→ Requirement
Spot each line that carries the word "content"; copy those lines.

-------- Excerpted records --------

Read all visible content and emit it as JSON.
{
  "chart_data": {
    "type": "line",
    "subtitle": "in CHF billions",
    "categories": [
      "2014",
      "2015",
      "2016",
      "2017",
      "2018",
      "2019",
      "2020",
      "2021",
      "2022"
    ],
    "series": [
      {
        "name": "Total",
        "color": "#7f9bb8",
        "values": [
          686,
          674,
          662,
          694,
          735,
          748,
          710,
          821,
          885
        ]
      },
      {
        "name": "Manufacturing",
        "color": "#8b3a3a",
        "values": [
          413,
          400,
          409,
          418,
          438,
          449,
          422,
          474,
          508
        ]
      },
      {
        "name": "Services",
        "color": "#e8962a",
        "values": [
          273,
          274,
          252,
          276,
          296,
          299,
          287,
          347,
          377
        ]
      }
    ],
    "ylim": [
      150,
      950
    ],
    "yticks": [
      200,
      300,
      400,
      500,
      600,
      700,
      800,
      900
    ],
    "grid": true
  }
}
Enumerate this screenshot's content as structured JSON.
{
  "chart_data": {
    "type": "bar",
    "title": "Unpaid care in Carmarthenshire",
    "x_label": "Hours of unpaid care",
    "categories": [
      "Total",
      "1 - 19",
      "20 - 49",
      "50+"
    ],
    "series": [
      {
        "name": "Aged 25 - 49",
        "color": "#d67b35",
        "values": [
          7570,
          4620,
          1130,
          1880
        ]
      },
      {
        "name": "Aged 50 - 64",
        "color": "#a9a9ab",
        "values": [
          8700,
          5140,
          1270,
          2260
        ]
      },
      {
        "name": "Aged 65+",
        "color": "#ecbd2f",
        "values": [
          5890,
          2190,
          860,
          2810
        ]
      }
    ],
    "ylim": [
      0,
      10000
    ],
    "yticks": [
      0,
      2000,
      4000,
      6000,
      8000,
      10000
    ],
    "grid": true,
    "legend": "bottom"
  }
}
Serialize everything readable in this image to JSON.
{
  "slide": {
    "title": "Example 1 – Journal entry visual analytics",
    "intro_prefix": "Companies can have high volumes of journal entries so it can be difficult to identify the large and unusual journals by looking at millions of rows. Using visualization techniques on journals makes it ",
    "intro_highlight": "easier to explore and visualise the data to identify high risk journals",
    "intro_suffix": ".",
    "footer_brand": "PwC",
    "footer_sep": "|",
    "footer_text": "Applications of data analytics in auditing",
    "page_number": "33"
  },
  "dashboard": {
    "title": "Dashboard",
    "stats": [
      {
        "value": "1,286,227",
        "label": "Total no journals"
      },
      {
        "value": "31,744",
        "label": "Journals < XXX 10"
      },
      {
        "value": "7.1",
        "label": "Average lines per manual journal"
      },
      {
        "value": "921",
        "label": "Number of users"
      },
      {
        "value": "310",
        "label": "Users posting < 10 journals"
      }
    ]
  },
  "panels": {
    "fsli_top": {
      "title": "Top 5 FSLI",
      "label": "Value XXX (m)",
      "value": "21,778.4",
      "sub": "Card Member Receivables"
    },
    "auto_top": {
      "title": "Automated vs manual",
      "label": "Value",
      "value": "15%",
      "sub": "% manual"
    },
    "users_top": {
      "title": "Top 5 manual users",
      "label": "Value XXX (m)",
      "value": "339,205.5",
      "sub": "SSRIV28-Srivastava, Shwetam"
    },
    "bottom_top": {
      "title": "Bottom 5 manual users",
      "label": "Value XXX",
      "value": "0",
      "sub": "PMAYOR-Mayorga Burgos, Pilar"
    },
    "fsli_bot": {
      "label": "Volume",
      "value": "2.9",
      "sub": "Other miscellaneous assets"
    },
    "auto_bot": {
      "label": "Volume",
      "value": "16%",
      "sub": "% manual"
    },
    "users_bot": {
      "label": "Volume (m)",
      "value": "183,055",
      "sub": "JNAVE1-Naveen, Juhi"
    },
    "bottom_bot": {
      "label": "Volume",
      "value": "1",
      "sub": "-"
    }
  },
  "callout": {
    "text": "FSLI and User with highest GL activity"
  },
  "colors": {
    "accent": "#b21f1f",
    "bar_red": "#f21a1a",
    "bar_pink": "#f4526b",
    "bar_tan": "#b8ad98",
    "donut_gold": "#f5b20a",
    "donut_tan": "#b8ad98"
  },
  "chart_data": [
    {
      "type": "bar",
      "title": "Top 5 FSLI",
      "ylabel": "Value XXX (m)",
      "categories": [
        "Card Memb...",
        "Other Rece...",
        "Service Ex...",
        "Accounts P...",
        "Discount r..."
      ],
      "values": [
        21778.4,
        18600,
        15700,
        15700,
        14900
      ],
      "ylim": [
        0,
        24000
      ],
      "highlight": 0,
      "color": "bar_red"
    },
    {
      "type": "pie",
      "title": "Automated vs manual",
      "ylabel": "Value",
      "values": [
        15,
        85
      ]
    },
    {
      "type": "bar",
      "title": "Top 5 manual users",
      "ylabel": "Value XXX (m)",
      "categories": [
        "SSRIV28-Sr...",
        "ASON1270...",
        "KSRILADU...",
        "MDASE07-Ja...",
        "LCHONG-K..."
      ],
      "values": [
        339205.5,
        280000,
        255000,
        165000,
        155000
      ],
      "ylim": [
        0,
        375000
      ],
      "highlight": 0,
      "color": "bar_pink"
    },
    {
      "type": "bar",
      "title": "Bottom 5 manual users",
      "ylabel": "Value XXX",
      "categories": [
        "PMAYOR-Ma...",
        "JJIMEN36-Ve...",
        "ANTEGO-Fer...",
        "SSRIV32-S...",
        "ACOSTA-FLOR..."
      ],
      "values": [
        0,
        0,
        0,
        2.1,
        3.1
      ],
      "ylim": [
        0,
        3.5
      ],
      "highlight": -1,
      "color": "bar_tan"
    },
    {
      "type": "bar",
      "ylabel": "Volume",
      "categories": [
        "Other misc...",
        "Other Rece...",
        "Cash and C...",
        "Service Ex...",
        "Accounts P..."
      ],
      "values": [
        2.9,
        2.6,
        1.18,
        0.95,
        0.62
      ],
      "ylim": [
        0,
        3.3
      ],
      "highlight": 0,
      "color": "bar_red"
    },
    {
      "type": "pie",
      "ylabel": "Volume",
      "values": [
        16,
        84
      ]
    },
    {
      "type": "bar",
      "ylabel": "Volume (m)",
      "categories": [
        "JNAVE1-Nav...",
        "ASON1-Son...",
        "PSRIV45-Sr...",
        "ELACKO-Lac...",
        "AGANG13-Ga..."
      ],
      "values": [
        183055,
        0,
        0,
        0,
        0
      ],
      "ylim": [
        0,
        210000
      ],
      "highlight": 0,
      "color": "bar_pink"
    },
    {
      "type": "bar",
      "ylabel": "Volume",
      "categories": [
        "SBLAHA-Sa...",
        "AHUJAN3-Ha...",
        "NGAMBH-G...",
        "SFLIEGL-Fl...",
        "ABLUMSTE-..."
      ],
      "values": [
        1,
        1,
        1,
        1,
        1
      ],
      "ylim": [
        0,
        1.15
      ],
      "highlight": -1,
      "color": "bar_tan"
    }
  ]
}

--------

→ Response
Read all visible content and emit it as JSON.
Enumerate this screenshot's content as structured JSON.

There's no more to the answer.